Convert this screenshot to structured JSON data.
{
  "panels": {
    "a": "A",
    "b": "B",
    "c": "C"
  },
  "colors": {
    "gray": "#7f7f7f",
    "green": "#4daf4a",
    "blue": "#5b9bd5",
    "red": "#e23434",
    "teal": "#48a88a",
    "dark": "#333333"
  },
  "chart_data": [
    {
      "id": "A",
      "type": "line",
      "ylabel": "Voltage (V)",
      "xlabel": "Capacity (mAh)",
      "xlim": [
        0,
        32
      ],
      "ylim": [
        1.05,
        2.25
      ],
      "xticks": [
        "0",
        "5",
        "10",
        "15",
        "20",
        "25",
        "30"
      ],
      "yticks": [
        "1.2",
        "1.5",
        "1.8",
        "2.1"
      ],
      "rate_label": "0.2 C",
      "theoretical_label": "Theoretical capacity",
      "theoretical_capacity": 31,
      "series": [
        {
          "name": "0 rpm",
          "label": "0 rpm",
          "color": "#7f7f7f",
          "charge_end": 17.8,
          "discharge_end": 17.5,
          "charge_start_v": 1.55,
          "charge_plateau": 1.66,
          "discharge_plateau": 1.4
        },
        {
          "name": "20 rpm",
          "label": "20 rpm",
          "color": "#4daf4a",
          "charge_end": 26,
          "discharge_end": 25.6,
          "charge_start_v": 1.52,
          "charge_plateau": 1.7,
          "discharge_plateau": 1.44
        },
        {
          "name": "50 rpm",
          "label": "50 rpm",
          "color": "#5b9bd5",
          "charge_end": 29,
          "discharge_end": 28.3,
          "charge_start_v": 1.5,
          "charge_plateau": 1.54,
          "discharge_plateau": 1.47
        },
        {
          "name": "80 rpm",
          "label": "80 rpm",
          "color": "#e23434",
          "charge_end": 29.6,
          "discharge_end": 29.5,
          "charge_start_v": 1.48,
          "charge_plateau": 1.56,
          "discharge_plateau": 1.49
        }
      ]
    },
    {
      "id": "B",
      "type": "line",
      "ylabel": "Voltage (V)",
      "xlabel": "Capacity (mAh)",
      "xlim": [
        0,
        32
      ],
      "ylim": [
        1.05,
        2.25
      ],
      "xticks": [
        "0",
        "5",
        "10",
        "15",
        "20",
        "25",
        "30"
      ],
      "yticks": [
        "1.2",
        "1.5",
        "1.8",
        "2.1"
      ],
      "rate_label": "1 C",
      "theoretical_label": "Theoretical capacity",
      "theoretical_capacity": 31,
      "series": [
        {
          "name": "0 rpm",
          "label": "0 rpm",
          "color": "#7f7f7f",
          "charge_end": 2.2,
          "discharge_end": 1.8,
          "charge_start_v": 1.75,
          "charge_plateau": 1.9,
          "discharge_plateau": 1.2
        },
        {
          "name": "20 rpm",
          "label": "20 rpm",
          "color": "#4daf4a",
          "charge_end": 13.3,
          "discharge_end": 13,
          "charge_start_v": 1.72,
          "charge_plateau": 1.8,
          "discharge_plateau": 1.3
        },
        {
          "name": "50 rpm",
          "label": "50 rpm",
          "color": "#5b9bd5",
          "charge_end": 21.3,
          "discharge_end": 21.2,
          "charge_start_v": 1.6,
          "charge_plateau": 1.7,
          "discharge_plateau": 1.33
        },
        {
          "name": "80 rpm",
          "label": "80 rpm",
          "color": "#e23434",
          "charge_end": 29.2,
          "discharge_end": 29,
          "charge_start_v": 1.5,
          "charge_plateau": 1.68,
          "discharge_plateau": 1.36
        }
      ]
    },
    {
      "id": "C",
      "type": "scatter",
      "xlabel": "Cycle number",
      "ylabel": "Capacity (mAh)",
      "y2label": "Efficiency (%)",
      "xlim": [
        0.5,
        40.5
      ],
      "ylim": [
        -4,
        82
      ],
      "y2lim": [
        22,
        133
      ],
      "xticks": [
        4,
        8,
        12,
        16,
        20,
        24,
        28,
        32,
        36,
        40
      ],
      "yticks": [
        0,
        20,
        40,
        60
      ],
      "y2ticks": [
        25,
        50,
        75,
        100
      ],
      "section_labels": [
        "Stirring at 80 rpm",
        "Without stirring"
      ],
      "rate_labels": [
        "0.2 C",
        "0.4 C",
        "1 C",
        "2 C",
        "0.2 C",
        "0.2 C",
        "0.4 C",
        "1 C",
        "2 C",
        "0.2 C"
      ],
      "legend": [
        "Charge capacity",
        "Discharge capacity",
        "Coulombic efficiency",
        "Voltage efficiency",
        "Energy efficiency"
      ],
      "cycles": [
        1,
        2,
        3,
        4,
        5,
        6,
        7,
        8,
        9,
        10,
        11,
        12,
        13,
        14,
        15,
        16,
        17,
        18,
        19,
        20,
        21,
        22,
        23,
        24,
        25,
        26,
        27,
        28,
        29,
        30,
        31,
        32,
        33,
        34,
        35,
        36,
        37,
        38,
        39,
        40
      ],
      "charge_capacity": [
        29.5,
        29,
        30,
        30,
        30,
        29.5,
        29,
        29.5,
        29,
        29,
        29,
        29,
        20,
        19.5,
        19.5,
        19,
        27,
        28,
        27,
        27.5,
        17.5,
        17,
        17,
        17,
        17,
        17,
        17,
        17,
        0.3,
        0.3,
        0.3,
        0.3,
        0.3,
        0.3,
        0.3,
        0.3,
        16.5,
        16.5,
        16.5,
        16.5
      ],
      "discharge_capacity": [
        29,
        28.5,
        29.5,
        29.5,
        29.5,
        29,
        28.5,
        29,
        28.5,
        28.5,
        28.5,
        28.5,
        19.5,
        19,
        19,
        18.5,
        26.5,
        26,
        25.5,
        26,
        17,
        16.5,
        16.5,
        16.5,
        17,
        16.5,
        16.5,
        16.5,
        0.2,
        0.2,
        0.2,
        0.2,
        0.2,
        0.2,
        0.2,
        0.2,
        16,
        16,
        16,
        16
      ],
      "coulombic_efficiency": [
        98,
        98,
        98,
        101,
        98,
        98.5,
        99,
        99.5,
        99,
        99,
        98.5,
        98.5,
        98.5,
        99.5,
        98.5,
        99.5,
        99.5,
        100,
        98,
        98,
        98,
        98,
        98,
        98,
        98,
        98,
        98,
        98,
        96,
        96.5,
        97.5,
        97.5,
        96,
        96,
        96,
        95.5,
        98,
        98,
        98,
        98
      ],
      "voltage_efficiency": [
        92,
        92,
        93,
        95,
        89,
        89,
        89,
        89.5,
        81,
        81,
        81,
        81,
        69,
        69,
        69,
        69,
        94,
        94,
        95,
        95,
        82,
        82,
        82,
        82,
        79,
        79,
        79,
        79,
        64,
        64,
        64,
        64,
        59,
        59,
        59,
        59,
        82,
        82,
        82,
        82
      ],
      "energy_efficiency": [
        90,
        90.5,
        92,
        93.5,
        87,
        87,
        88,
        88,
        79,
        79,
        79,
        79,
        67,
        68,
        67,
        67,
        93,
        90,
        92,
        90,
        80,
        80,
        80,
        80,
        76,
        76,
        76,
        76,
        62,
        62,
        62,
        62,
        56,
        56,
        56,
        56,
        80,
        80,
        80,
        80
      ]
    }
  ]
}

◇ ◇ ◇ ◇ ◇ ◇ ◇

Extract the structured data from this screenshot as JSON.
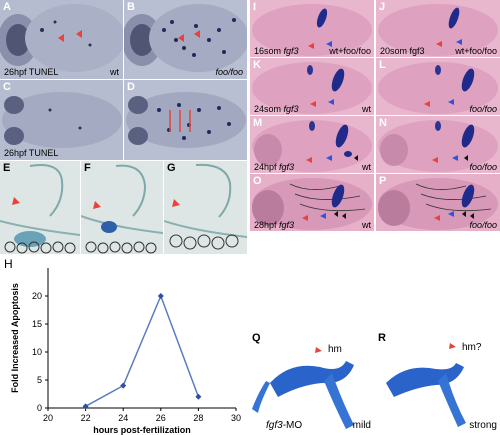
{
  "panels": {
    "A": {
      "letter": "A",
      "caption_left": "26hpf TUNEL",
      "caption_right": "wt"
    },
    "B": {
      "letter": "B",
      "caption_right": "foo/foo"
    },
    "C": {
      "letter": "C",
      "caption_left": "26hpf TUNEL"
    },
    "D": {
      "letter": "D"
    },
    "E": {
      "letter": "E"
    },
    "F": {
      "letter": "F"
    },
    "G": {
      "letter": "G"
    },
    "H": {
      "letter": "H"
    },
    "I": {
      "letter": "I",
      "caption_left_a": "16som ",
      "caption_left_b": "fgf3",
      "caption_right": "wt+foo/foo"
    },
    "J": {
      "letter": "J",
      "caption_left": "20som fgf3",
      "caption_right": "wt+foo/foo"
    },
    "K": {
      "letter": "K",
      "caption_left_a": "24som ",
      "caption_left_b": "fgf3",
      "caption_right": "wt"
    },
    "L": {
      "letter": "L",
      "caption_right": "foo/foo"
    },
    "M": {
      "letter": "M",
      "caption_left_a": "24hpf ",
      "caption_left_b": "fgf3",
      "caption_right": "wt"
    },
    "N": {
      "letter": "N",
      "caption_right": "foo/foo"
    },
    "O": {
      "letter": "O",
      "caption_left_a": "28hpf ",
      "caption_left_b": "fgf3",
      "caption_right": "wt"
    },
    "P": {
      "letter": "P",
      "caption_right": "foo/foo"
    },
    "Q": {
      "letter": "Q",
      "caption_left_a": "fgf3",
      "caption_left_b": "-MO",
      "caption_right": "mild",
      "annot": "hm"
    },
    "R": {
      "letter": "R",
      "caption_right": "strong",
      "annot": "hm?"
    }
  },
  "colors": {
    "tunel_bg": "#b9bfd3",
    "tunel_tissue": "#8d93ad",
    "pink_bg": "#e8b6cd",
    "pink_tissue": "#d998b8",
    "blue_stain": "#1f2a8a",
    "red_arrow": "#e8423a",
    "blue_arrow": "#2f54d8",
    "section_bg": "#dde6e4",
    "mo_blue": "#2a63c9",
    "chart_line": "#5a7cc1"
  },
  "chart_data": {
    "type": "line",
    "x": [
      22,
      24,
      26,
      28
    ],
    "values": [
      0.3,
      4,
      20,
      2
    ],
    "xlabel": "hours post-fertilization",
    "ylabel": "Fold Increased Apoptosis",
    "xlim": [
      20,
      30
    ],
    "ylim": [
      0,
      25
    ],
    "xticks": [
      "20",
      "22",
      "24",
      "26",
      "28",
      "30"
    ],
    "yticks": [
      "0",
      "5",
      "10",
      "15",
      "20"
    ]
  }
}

◇ ◇ ◇ ◇ ◇ ◇ ◇

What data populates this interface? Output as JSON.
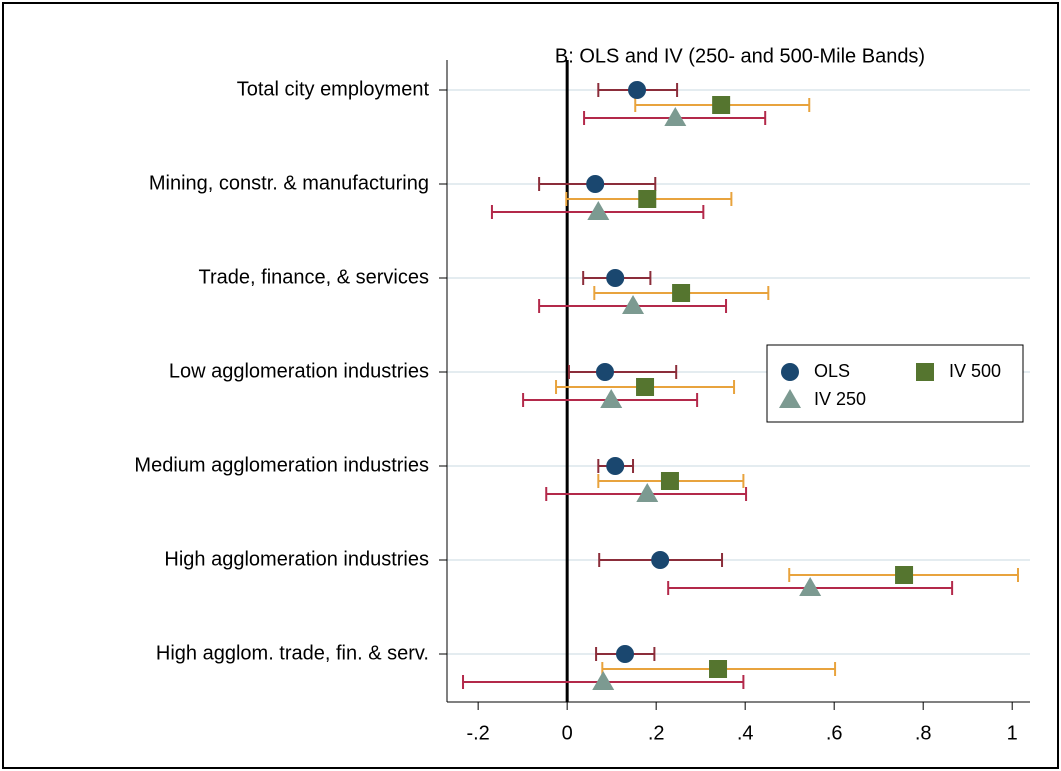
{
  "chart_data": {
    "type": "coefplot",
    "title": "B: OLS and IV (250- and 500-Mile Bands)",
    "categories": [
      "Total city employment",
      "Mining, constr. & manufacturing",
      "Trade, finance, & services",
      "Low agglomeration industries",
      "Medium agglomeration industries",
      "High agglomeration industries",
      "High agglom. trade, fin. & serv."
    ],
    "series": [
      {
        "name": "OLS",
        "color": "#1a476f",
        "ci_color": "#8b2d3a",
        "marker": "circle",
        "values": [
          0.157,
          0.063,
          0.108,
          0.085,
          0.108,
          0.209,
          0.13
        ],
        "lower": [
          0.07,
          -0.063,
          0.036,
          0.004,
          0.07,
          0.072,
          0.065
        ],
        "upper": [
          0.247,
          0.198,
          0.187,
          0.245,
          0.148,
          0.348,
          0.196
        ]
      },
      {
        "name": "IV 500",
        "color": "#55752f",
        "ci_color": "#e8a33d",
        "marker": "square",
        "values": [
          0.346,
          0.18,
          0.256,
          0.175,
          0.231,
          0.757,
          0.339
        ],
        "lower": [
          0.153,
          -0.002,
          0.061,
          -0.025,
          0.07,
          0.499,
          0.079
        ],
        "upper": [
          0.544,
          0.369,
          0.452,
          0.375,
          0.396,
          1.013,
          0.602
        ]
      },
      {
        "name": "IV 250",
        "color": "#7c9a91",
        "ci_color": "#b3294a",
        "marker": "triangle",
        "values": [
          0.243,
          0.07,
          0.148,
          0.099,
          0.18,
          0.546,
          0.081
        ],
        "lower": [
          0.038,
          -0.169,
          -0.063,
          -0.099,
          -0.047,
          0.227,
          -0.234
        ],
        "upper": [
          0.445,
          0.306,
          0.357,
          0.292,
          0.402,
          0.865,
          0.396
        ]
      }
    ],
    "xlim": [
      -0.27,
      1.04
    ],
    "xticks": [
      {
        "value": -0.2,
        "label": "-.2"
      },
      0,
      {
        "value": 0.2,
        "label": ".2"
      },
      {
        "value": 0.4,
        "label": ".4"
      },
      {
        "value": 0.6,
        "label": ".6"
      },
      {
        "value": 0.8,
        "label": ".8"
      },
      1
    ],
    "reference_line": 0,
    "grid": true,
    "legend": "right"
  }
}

◇ ◇ ◇ ◇ ◇ ◇ ◇

WRITTEN INSTRUCTION: Looking at the records above, work out how many lines include the word "structured", then give that number by itself.

SOLUTION TO THIS TASK: 2